**Directions for this task:** Output the entries below exactly as written, omitting pictures.

[Stored entries]
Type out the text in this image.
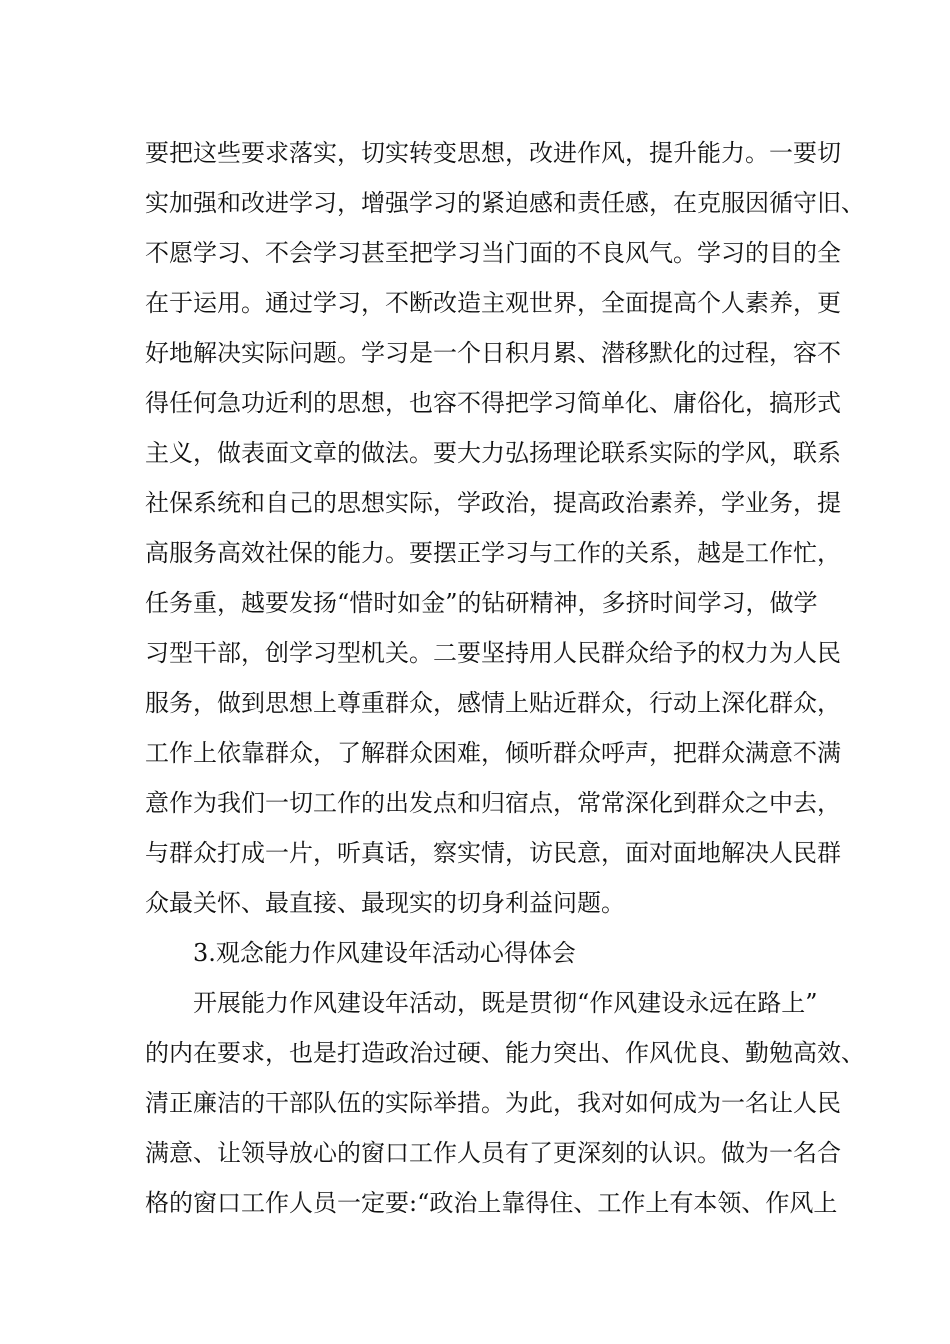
要把这些要求落实，切实转变思想，改进作风，提升能力。一要切
实加强和改进学习，增强学习的紧迫感和责任感，在克服因循守旧、
不愿学习、不会学习甚至把学习当门面的不良风气。学习的目的全
在于运用。通过学习，不断改造主观世界，全面提高个人素养，更
好地解决实际问题。学习是一个日积月累、潜移默化的过程，容不
得任何急功近利的思想，也容不得把学习简单化、庸俗化，搞形式
主义，做表面文章的做法。要大力弘扬理论联系实际的学风，联系
社保系统和自己的思想实际，学政治，提高政治素养，学业务，提
高服务高效社保的能力。要摆正学习与工作的关系，越是工作忙，
任务重，越要发扬“惜时如金”的钻研精神，多挤时间学习，做学
习型干部，创学习型机关。二要坚持用人民群众给予的权力为人民
服务，做到思想上尊重群众，感情上贴近群众，行动上深化群众，
工作上依靠群众，了解群众困难，倾听群众呼声，把群众满意不满
意作为我们一切工作的出发点和归宿点，常常深化到群众之中去，
与群众打成一片，听真话，察实情，访民意，面对面地解决人民群
众最关怀、最直接、最现实的切身利益问题。
3.观念能力作风建设年活动心得体会
开展能力作风建设年活动，既是贯彻“作风建设永远在路上”
的内在要求，也是打造政治过硬、能力突出、作风优良、勤勉高效、
清正廉洁的干部队伍的实际举措。为此，我对如何成为一名让人民
满意、让领导放心的窗口工作人员有了更深刻的认识。做为一名合
格的窗口工作人员一定要:“政治上靠得住、工作上有本领、作风上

**Output:**
Type out the text in this image.
要把这些要求落实，切实转变思想，改进作风，提升能力。一要切
实加强和改进学习，增强学习的紧迫感和责任感，在克服因循守旧、
不愿学习、不会学习甚至把学习当门面的不良风气。学习的目的全
在于运用。通过学习，不断改造主观世界，全面提高个人素养，更
好地解决实际问题。学习是一个日积月累、潜移默化的过程，容不
得任何急功近利的思想，也容不得把学习简单化、庸俗化，搞形式
主义，做表面文章的做法。要大力弘扬理论联系实际的学风，联系
社保系统和自己的思想实际，学政治，提高政治素养，学业务，提
高服务高效社保的能力。要摆正学习与工作的关系，越是工作忙，
任务重，越要发扬“惜时如金”的钻研精神，多挤时间学习，做学
习型干部，创学习型机关。二要坚持用人民群众给予的权力为人民
服务，做到思想上尊重群众，感情上贴近群众，行动上深化群众，
工作上依靠群众，了解群众困难，倾听群众呼声，把群众满意不满
意作为我们一切工作的出发点和归宿点，常常深化到群众之中去，
与群众打成一片，听真话，察实情，访民意，面对面地解决人民群
众最关怀、最直接、最现实的切身利益问题。
3.观念能力作风建设年活动心得体会
开展能力作风建设年活动，既是贯彻“作风建设永远在路上”
的内在要求，也是打造政治过硬、能力突出、作风优良、勤勉高效、
清正廉洁的干部队伍的实际举措。为此，我对如何成为一名让人民
满意、让领导放心的窗口工作人员有了更深刻的认识。做为一名合
格的窗口工作人员一定要:“政治上靠得住、工作上有本领、作风上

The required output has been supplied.